→ What the task asks: Give a verbatim quotation of every record.

· · ·

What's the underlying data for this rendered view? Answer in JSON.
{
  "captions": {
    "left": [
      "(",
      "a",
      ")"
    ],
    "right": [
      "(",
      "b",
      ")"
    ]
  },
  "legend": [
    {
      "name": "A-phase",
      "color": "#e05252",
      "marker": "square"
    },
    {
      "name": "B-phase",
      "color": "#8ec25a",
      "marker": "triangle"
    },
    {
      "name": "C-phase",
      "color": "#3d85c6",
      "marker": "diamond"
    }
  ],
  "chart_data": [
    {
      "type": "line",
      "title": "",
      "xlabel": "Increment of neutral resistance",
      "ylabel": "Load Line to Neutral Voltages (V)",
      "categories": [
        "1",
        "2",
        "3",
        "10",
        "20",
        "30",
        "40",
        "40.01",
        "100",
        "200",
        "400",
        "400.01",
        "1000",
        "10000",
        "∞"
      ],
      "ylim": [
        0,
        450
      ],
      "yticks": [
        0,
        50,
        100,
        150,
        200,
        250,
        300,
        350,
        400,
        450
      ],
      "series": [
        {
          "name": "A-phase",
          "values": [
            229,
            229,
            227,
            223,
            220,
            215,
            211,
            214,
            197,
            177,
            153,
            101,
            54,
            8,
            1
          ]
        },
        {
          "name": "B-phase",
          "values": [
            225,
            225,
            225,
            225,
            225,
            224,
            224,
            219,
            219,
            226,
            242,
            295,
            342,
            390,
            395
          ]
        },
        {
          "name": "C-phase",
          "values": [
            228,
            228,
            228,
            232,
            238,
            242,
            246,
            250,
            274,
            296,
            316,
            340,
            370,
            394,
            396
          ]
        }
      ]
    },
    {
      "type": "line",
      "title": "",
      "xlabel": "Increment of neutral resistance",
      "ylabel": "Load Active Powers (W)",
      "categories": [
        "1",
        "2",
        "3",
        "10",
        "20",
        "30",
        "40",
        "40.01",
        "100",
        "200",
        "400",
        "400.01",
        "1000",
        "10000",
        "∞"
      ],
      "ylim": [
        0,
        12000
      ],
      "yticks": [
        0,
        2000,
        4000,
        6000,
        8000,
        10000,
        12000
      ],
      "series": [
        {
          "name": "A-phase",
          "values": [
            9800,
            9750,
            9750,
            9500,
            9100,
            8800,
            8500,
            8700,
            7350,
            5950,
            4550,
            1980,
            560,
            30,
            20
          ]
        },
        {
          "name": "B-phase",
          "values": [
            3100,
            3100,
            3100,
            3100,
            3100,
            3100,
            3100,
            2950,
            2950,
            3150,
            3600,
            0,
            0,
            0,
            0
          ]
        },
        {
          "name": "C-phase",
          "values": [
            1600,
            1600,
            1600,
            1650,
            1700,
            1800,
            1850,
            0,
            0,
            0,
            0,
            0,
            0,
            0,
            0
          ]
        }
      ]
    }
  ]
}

· · ·

→ Solution to this exercise:
What's the underlying data for this rendered view? Answer in JSON.
{
  "captions": {
    "left": [
      "(",
      "a",
      ")"
    ],
    "right": [
      "(",
      "b",
      ")"
    ]
  },
  "legend": [
    {
      "name": "A-phase",
      "color": "#e05252",
      "marker": "square"
    },
    {
      "name": "B-phase",
      "color": "#8ec25a",
      "marker": "triangle"
    },
    {
      "name": "C-phase",
      "color": "#3d85c6",
      "marker": "diamond"
    }
  ],
  "chart_data": [
    {
      "type": "line",
      "title": "",
      "xlabel": "Increment of neutral resistance",
      "ylabel": "Load Line to Neutral Voltages (V)",
      "categories": [
        "1",
        "2",
        "3",
        "10",
        "20",
        "30",
        "40",
        "40.01",
        "100",
        "200",
        "400",
        "400.01",
        "1000",
        "10000",
        "∞"
      ],
      "ylim": [
        0,
        450
      ],
      "yticks": [
        0,
        50,
        100,
        150,
        200,
        250,
        300,
        350,
        400,
        450
      ],
      "series": [
        {
          "name": "A-phase",
          "values": [
            229,
            229,
            227,
            223,
            220,
            215,
            211,
            214,
            197,
            177,
            153,
            101,
            54,
            8,
            1
          ]
        },
        {
          "name": "B-phase",
          "values": [
            225,
            225,
            225,
            225,
            225,
            224,
            224,
            219,
            219,
            226,
            242,
            295,
            342,
            390,
            395
          ]
        },
        {
          "name": "C-phase",
          "values": [
            228,
            228,
            228,
            232,
            238,
            242,
            246,
            250,
            274,
            296,
            316,
            340,
            370,
            394,
            396
          ]
        }
      ]
    },
    {
      "type": "line",
      "title": "",
      "xlabel": "Increment of neutral resistance",
      "ylabel": "Load Active Powers (W)",
      "categories": [
        "1",
        "2",
        "3",
        "10",
        "20",
        "30",
        "40",
        "40.01",
        "100",
        "200",
        "400",
        "400.01",
        "1000",
        "10000",
        "∞"
      ],
      "ylim": [
        0,
        12000
      ],
      "yticks": [
        0,
        2000,
        4000,
        6000,
        8000,
        10000,
        12000
      ],
      "series": [
        {
          "name": "A-phase",
          "values": [
            9800,
            9750,
            9750,
            9500,
            9100,
            8800,
            8500,
            8700,
            7350,
            5950,
            4550,
            1980,
            560,
            30,
            20
          ]
        },
        {
          "name": "B-phase",
          "values": [
            3100,
            3100,
            3100,
            3100,
            3100,
            3100,
            3100,
            2950,
            2950,
            3150,
            3600,
            0,
            0,
            0,
            0
          ]
        },
        {
          "name": "C-phase",
          "values": [
            1600,
            1600,
            1600,
            1650,
            1700,
            1800,
            1850,
            0,
            0,
            0,
            0,
            0,
            0,
            0,
            0
          ]
        }
      ]
    }
  ]
}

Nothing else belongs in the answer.